Bounding box entries:
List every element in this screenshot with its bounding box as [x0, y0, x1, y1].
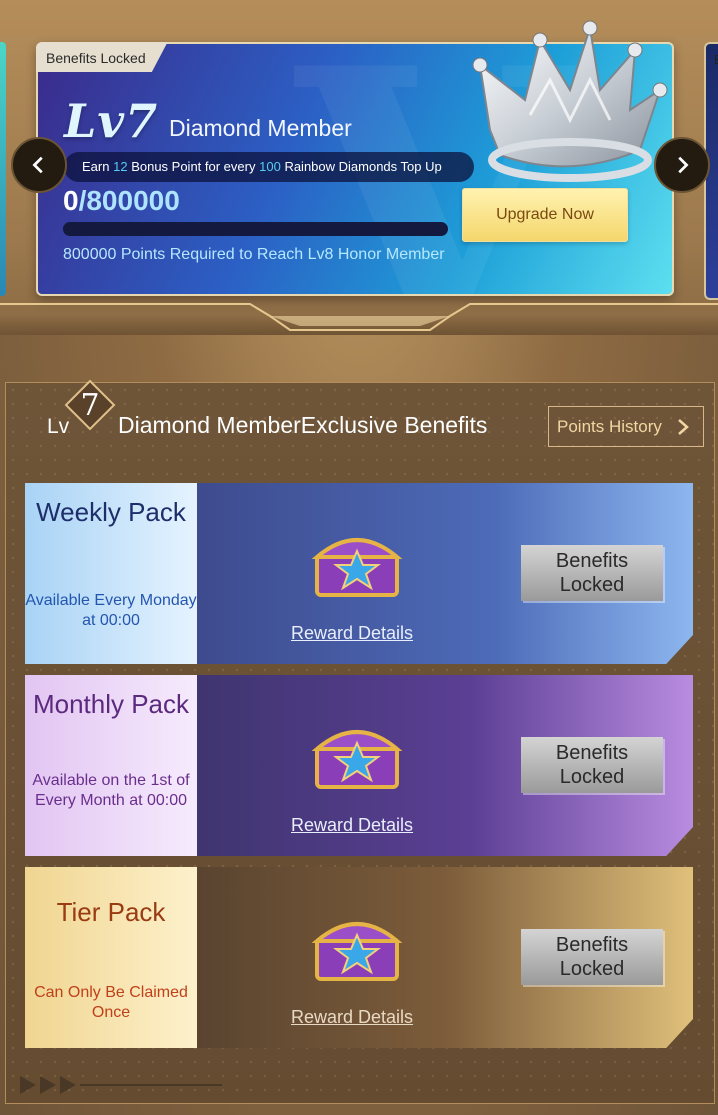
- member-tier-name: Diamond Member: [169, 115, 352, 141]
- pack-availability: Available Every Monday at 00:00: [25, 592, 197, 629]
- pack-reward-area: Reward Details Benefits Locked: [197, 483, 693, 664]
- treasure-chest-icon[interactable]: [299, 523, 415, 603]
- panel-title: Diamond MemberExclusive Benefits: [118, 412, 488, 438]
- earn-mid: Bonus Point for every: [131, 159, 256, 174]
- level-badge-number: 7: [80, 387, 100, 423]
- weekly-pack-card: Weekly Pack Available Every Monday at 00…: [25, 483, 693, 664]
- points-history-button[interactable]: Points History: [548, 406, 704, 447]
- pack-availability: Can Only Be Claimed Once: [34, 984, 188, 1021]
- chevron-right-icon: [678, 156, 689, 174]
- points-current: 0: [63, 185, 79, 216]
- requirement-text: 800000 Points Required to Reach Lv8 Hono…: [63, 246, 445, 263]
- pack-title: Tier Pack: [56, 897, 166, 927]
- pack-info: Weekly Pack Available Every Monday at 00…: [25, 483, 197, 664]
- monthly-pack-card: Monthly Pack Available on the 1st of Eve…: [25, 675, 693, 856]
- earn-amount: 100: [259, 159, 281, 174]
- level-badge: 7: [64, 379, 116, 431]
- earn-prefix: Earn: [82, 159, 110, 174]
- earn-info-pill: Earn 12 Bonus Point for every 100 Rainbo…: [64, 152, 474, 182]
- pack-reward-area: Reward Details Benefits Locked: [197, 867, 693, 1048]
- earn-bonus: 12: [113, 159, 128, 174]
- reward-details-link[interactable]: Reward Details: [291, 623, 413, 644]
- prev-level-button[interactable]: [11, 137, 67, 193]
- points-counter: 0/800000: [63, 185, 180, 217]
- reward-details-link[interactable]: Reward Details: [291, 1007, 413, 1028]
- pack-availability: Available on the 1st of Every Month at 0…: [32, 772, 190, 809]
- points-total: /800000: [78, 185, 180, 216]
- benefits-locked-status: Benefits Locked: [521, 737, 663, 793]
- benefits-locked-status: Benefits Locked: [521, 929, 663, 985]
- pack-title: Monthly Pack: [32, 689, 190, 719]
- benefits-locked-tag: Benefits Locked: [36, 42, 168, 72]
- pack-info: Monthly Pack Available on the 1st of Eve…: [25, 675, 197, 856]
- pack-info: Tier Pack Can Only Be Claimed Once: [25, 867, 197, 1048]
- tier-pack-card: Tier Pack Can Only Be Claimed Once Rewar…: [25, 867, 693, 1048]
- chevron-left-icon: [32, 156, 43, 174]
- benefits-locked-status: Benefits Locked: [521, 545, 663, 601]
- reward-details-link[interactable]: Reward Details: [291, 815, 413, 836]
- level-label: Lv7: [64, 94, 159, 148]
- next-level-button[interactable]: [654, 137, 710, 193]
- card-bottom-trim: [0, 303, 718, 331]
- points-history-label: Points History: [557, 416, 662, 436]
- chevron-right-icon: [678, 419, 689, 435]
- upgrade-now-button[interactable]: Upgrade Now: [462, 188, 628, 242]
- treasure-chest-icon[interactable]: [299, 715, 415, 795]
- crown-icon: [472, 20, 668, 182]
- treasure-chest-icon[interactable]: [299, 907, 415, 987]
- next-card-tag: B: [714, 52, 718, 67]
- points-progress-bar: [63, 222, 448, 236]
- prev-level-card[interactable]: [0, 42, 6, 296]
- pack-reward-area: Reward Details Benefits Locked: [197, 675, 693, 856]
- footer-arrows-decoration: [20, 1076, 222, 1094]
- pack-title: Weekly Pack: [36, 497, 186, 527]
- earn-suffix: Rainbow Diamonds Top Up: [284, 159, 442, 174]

---

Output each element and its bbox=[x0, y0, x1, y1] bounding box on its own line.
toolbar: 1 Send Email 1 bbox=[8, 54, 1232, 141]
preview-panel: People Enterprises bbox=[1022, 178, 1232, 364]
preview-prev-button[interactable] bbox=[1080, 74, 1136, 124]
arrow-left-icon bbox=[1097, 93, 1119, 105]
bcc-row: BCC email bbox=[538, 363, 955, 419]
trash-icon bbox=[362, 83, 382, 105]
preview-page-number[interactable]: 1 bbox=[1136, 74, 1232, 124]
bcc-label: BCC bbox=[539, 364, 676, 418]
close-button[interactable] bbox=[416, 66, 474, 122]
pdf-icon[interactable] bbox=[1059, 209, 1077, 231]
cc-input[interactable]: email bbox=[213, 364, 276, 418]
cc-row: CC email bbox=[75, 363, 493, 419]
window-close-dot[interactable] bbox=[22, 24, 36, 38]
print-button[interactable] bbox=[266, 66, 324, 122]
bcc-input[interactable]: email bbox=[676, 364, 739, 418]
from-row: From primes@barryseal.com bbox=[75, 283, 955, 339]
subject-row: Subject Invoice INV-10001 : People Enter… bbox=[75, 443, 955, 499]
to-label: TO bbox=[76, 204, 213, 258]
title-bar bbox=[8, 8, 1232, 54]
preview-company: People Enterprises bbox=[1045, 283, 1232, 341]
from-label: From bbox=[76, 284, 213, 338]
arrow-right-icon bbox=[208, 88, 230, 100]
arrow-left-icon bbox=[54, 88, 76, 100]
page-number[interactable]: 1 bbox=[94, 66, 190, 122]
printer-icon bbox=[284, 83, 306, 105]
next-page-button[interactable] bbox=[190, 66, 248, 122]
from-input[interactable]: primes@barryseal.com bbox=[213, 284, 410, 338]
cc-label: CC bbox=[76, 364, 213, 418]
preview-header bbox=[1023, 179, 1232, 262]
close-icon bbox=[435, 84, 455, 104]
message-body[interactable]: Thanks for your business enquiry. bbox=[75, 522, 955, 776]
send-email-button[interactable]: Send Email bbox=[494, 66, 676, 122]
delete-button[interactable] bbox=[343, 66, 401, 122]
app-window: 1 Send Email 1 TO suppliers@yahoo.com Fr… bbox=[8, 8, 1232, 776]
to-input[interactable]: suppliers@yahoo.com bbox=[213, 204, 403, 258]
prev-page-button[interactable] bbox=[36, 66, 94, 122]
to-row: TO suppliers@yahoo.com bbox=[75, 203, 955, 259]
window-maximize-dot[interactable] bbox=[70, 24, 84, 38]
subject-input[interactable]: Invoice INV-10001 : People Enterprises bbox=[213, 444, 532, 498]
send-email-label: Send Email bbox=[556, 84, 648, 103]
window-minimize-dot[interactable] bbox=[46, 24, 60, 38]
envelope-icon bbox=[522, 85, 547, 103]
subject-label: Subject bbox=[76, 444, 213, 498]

**WRITTEN PROBLEM**
Copy out the entries word for word, beginning with the line that contains "- member-tier-name: Diamond" and ending after the line that contains "- panel-title: Diamond".

**PROBLEM SOLUTION**
- member-tier-name: Diamond Member: [169, 115, 352, 141]
- pack-availability: Available Every Monday at 00:00: [25, 592, 197, 629]
- pack-reward-area: Reward Details Benefits Locked: [197, 483, 693, 664]
- treasure-chest-icon[interactable]: [299, 523, 415, 603]
- panel-title: Diamond MemberExclusive Benefits: [118, 412, 488, 438]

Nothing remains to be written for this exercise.